* **Task description**
From the entries below, copy out every line with "赢得奖金几十万" in it.

* **Given data**
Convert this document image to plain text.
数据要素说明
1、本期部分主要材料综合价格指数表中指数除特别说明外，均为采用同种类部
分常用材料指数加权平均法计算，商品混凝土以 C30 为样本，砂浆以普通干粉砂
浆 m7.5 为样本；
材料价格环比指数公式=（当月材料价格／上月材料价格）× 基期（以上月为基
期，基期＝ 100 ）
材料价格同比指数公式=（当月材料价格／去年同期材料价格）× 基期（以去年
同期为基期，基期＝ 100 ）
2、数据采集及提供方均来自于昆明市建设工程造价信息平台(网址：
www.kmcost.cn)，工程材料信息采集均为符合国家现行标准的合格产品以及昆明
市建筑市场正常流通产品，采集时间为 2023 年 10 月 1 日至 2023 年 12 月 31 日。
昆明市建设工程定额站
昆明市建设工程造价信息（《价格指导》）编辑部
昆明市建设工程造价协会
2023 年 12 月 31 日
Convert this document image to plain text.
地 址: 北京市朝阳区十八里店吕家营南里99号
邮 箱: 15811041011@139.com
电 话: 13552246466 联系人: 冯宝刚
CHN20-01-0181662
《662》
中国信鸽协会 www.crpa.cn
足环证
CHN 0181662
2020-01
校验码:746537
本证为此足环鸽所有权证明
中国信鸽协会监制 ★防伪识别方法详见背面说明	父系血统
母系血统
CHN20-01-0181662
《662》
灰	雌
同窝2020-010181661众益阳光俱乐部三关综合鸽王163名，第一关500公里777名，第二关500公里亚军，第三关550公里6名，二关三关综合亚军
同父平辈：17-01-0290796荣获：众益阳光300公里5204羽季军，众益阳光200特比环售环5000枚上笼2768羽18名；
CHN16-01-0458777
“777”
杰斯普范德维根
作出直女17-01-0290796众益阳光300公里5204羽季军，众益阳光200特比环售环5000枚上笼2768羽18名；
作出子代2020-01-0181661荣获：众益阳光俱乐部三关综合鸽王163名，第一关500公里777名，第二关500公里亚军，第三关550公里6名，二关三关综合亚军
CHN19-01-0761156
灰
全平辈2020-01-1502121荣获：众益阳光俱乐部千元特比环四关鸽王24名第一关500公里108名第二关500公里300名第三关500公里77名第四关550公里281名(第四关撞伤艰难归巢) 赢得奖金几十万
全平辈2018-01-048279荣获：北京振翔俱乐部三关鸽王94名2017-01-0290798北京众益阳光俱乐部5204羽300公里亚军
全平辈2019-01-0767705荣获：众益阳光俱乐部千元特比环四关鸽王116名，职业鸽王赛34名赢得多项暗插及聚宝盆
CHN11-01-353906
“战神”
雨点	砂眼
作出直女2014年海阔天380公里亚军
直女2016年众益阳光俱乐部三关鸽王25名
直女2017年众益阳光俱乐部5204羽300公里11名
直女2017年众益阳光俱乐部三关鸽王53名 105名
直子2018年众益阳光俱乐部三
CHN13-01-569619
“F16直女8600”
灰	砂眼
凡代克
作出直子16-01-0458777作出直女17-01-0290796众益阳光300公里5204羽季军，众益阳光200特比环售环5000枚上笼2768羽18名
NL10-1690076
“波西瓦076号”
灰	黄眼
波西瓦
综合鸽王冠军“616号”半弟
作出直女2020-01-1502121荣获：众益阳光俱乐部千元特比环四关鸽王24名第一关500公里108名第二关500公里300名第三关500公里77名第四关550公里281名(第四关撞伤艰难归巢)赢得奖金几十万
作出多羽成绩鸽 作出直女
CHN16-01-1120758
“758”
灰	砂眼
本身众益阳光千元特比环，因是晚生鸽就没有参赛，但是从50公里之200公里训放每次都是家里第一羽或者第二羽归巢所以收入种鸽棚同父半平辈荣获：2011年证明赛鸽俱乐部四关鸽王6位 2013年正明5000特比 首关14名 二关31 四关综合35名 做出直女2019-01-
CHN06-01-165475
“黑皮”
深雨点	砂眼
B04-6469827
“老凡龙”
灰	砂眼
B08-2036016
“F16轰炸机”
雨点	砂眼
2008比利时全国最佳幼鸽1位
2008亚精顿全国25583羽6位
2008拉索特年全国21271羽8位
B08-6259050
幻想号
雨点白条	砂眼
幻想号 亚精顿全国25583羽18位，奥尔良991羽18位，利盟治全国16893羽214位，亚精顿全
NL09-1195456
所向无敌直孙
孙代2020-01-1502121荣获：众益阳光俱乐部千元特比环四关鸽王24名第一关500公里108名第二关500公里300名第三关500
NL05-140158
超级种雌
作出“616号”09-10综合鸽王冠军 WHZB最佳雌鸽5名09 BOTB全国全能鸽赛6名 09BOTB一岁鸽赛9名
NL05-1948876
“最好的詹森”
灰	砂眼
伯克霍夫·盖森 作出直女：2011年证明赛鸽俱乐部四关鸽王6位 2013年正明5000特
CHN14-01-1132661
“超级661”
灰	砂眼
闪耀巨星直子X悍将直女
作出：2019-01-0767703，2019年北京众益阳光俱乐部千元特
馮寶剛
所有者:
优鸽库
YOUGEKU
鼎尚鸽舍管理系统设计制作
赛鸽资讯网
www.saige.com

* **Finished answer**
全平辈2020-01-1502121荣获：众益阳光俱乐部千元特比环四关鸽王24名第一关500公里108名第二关500公里300名第三关500公里77名第四关550公里281名(第四关撞伤艰难归巢) 赢得奖金几十万
作出直女2020-01-1502121荣获：众益阳光俱乐部千元特比环四关鸽王24名第一关500公里108名第二关500公里300名第三关500公里77名第四关550公里281名(第四关撞伤艰难归巢)赢得奖金几十万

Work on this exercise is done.